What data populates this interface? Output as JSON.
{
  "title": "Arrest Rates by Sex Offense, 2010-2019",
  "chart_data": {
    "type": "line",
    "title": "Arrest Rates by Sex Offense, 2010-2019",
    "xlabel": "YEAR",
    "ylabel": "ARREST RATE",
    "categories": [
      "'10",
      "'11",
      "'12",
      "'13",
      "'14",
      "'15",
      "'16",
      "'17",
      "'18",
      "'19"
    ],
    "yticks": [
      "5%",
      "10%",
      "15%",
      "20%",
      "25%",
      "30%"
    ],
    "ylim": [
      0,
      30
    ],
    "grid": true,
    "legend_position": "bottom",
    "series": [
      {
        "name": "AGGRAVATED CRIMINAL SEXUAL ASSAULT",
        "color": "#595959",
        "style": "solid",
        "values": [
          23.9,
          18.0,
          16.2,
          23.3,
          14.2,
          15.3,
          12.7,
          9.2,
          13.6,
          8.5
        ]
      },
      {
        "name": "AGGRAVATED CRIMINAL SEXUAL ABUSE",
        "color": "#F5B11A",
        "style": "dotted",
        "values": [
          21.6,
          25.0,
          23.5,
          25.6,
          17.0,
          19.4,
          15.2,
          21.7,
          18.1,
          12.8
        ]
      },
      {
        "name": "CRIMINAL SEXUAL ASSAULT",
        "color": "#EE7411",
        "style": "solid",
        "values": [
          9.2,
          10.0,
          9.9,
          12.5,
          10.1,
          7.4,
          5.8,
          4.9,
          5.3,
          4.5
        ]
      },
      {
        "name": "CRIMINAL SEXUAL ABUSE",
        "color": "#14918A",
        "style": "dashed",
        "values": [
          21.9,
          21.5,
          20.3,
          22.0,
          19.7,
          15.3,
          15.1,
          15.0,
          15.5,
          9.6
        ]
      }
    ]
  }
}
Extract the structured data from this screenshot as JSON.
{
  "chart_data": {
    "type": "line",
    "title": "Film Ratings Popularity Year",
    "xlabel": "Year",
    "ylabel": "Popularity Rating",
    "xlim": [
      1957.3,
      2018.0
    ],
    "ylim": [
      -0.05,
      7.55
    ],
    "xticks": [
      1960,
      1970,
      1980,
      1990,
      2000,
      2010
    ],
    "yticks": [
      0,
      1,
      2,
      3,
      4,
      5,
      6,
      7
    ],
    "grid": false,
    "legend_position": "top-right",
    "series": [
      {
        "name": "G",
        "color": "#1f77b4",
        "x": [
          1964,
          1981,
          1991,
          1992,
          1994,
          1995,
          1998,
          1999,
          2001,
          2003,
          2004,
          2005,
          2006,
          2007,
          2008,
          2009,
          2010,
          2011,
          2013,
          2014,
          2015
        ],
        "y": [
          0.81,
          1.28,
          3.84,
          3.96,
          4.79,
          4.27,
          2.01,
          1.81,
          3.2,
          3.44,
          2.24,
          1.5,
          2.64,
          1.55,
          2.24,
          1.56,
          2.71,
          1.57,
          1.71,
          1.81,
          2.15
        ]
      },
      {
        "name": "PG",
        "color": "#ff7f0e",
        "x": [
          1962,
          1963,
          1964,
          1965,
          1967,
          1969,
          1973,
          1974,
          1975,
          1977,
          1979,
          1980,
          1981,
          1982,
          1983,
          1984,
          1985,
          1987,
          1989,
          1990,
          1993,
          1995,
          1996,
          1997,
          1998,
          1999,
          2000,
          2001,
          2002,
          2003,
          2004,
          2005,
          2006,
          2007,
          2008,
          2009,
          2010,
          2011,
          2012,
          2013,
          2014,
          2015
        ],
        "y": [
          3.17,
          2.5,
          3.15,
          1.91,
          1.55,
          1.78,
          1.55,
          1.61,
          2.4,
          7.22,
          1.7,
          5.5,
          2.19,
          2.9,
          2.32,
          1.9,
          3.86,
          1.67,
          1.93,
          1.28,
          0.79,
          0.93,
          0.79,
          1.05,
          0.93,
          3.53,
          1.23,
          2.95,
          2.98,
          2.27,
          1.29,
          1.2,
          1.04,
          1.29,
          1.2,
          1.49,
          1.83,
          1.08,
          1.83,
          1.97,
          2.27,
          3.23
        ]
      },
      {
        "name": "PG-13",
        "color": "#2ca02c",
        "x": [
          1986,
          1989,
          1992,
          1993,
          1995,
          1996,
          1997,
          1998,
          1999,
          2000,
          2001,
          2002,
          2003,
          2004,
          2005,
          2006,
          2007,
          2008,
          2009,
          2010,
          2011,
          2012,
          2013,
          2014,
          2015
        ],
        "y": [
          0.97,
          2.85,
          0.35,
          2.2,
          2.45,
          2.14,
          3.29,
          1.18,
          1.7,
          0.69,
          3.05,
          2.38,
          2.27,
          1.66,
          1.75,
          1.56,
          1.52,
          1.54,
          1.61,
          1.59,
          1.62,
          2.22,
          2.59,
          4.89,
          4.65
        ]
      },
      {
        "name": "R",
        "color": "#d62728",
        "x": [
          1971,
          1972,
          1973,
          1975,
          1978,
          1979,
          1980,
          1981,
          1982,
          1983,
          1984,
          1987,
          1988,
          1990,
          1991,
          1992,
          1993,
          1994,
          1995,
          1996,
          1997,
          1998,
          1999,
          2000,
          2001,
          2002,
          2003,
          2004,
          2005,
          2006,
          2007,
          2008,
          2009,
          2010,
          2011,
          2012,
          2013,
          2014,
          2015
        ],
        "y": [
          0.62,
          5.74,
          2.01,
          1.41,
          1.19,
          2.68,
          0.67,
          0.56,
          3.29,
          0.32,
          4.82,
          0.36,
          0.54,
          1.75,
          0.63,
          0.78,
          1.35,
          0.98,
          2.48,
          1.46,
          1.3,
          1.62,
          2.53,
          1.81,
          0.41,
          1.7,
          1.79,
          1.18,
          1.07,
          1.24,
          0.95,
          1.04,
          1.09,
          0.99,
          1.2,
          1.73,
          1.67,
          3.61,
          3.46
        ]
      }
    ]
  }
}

------

(Instructions for the task)
From the data, collect all lines where the string "JSON" appears.

(In response)
What data populates this interface? Output as JSON.
Extract the structured data from this screenshot as JSON.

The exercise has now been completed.